[Figure data in JSON]
↓↓↓

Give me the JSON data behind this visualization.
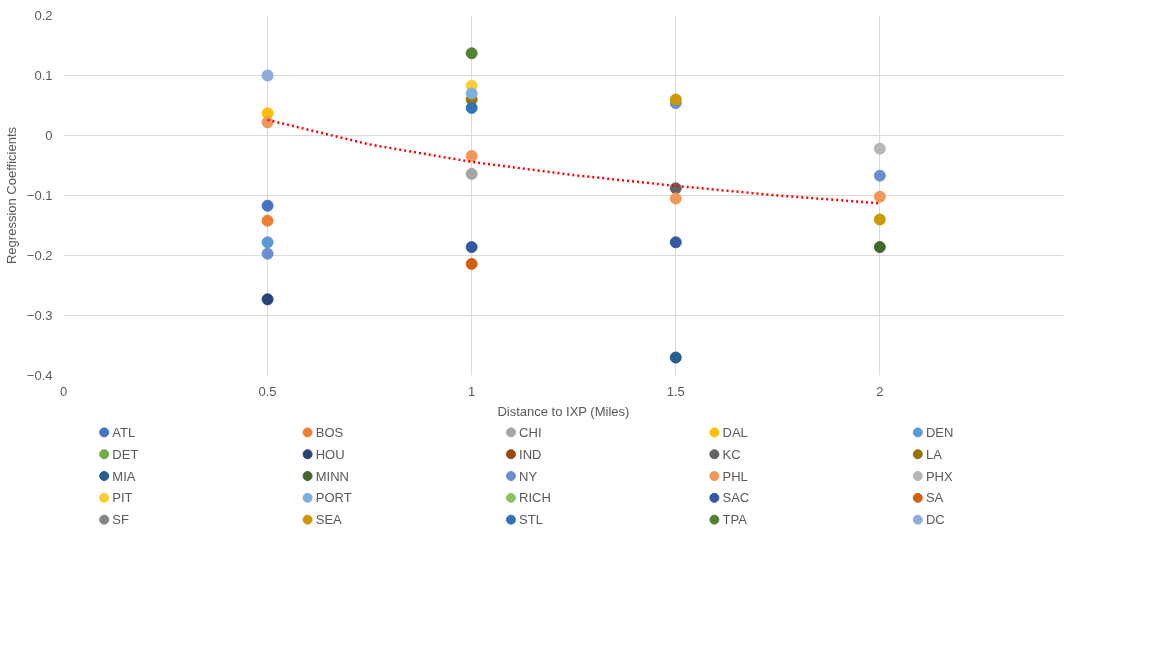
{
  "chart_data": {
    "type": "scatter",
    "xlabel": "Distance to IXP (Miles)",
    "ylabel": "Regression Coefficients",
    "xlim": [
      0,
      2.45
    ],
    "xticks": [
      0,
      0.5,
      1,
      1.5,
      2
    ],
    "ylim": [
      -0.4,
      0.2
    ],
    "yticks": [
      -0.4,
      -0.3,
      -0.2,
      -0.1,
      0,
      0.1,
      0.2
    ],
    "grid": true,
    "legend": "bottom",
    "marker": "circle",
    "series": [
      {
        "name": "ATL",
        "color": "#4472c4",
        "x": [
          0.5
        ],
        "values": [
          -0.117
        ]
      },
      {
        "name": "BOS",
        "color": "#ed7d31",
        "x": [
          0.5
        ],
        "values": [
          -0.142
        ]
      },
      {
        "name": "CHI",
        "color": "#a5a5a5",
        "x": [
          1
        ],
        "values": [
          -0.064
        ]
      },
      {
        "name": "DAL",
        "color": "#ffc000",
        "x": [
          0.5
        ],
        "values": [
          0.037
        ]
      },
      {
        "name": "DEN",
        "color": "#5b9bd5",
        "x": [
          0.5
        ],
        "values": [
          -0.178
        ]
      },
      {
        "name": "DET",
        "color": "#70ad47"
      },
      {
        "name": "HOU",
        "color": "#264478",
        "x": [
          0.5
        ],
        "values": [
          -0.273
        ]
      },
      {
        "name": "IND",
        "color": "#9e480e"
      },
      {
        "name": "KC",
        "color": "#636363",
        "x": [
          1.5
        ],
        "values": [
          -0.088
        ]
      },
      {
        "name": "LA",
        "color": "#997300",
        "x": [
          1
        ],
        "values": [
          0.06
        ]
      },
      {
        "name": "MIA",
        "color": "#255e91",
        "x": [
          1.5
        ],
        "values": [
          -0.37
        ]
      },
      {
        "name": "MINN",
        "color": "#43682b",
        "x": [
          2
        ],
        "values": [
          -0.186
        ]
      },
      {
        "name": "NY",
        "color": "#698ed0",
        "x": [
          0.5,
          1.5,
          2
        ],
        "values": [
          -0.197,
          0.054,
          -0.067
        ]
      },
      {
        "name": "PHL",
        "color": "#f1975a",
        "x": [
          0.5,
          1,
          1.5,
          2
        ],
        "values": [
          0.022,
          -0.034,
          -0.105,
          -0.102
        ]
      },
      {
        "name": "PHX",
        "color": "#b7b7b7",
        "x": [
          2
        ],
        "values": [
          -0.022
        ]
      },
      {
        "name": "PIT",
        "color": "#ffcd33",
        "x": [
          1
        ],
        "values": [
          0.083
        ]
      },
      {
        "name": "PORT",
        "color": "#7cafdd",
        "x": [
          1
        ],
        "values": [
          0.07
        ]
      },
      {
        "name": "RICH",
        "color": "#8cc168"
      },
      {
        "name": "SAC",
        "color": "#335aa1",
        "x": [
          1,
          1.5
        ],
        "values": [
          -0.186,
          -0.178
        ]
      },
      {
        "name": "SA",
        "color": "#d26012",
        "x": [
          1
        ],
        "values": [
          -0.214
        ]
      },
      {
        "name": "SF",
        "color": "#848484"
      },
      {
        "name": "SEA",
        "color": "#cc9a00",
        "x": [
          1.5,
          2
        ],
        "values": [
          0.06,
          -0.14
        ]
      },
      {
        "name": "STL",
        "color": "#2e75b6",
        "x": [
          1
        ],
        "values": [
          0.046
        ]
      },
      {
        "name": "TPA",
        "color": "#548235",
        "x": [
          1
        ],
        "values": [
          0.137
        ]
      },
      {
        "name": "DC",
        "color": "#8faadc",
        "x": [
          0.5
        ],
        "values": [
          0.1
        ]
      },
      {
        "type": "line",
        "color": "#ff0000",
        "line_style": "dotted",
        "marker": "none",
        "x": [
          0.5,
          0.75,
          1,
          1.25,
          1.5,
          1.75,
          2
        ],
        "values": [
          0.026,
          -0.015,
          -0.044,
          -0.066,
          -0.084,
          -0.1,
          -0.113
        ]
      }
    ]
  }
}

↑↑↑

Copy each line in full and exactly, omitting any picture.

Give me the JSON data behind this visualization.
{
  "chart_data": {
    "type": "scatter",
    "xlabel": "Distance to IXP (Miles)",
    "ylabel": "Regression Coefficients",
    "xlim": [
      0,
      2.45
    ],
    "xticks": [
      0,
      0.5,
      1,
      1.5,
      2
    ],
    "ylim": [
      -0.4,
      0.2
    ],
    "yticks": [
      -0.4,
      -0.3,
      -0.2,
      -0.1,
      0,
      0.1,
      0.2
    ],
    "grid": true,
    "legend": "bottom",
    "marker": "circle",
    "series": [
      {
        "name": "ATL",
        "color": "#4472c4",
        "x": [
          0.5
        ],
        "values": [
          -0.117
        ]
      },
      {
        "name": "BOS",
        "color": "#ed7d31",
        "x": [
          0.5
        ],
        "values": [
          -0.142
        ]
      },
      {
        "name": "CHI",
        "color": "#a5a5a5",
        "x": [
          1
        ],
        "values": [
          -0.064
        ]
      },
      {
        "name": "DAL",
        "color": "#ffc000",
        "x": [
          0.5
        ],
        "values": [
          0.037
        ]
      },
      {
        "name": "DEN",
        "color": "#5b9bd5",
        "x": [
          0.5
        ],
        "values": [
          -0.178
        ]
      },
      {
        "name": "DET",
        "color": "#70ad47"
      },
      {
        "name": "HOU",
        "color": "#264478",
        "x": [
          0.5
        ],
        "values": [
          -0.273
        ]
      },
      {
        "name": "IND",
        "color": "#9e480e"
      },
      {
        "name": "KC",
        "color": "#636363",
        "x": [
          1.5
        ],
        "values": [
          -0.088
        ]
      },
      {
        "name": "LA",
        "color": "#997300",
        "x": [
          1
        ],
        "values": [
          0.06
        ]
      },
      {
        "name": "MIA",
        "color": "#255e91",
        "x": [
          1.5
        ],
        "values": [
          -0.37
        ]
      },
      {
        "name": "MINN",
        "color": "#43682b",
        "x": [
          2
        ],
        "values": [
          -0.186
        ]
      },
      {
        "name": "NY",
        "color": "#698ed0",
        "x": [
          0.5,
          1.5,
          2
        ],
        "values": [
          -0.197,
          0.054,
          -0.067
        ]
      },
      {
        "name": "PHL",
        "color": "#f1975a",
        "x": [
          0.5,
          1,
          1.5,
          2
        ],
        "values": [
          0.022,
          -0.034,
          -0.105,
          -0.102
        ]
      },
      {
        "name": "PHX",
        "color": "#b7b7b7",
        "x": [
          2
        ],
        "values": [
          -0.022
        ]
      },
      {
        "name": "PIT",
        "color": "#ffcd33",
        "x": [
          1
        ],
        "values": [
          0.083
        ]
      },
      {
        "name": "PORT",
        "color": "#7cafdd",
        "x": [
          1
        ],
        "values": [
          0.07
        ]
      },
      {
        "name": "RICH",
        "color": "#8cc168"
      },
      {
        "name": "SAC",
        "color": "#335aa1",
        "x": [
          1,
          1.5
        ],
        "values": [
          -0.186,
          -0.178
        ]
      },
      {
        "name": "SA",
        "color": "#d26012",
        "x": [
          1
        ],
        "values": [
          -0.214
        ]
      },
      {
        "name": "SF",
        "color": "#848484"
      },
      {
        "name": "SEA",
        "color": "#cc9a00",
        "x": [
          1.5,
          2
        ],
        "values": [
          0.06,
          -0.14
        ]
      },
      {
        "name": "STL",
        "color": "#2e75b6",
        "x": [
          1
        ],
        "values": [
          0.046
        ]
      },
      {
        "name": "TPA",
        "color": "#548235",
        "x": [
          1
        ],
        "values": [
          0.137
        ]
      },
      {
        "name": "DC",
        "color": "#8faadc",
        "x": [
          0.5
        ],
        "values": [
          0.1
        ]
      },
      {
        "type": "line",
        "color": "#ff0000",
        "line_style": "dotted",
        "marker": "none",
        "x": [
          0.5,
          0.75,
          1,
          1.25,
          1.5,
          1.75,
          2
        ],
        "values": [
          0.026,
          -0.015,
          -0.044,
          -0.066,
          -0.084,
          -0.1,
          -0.113
        ]
      }
    ]
  }
}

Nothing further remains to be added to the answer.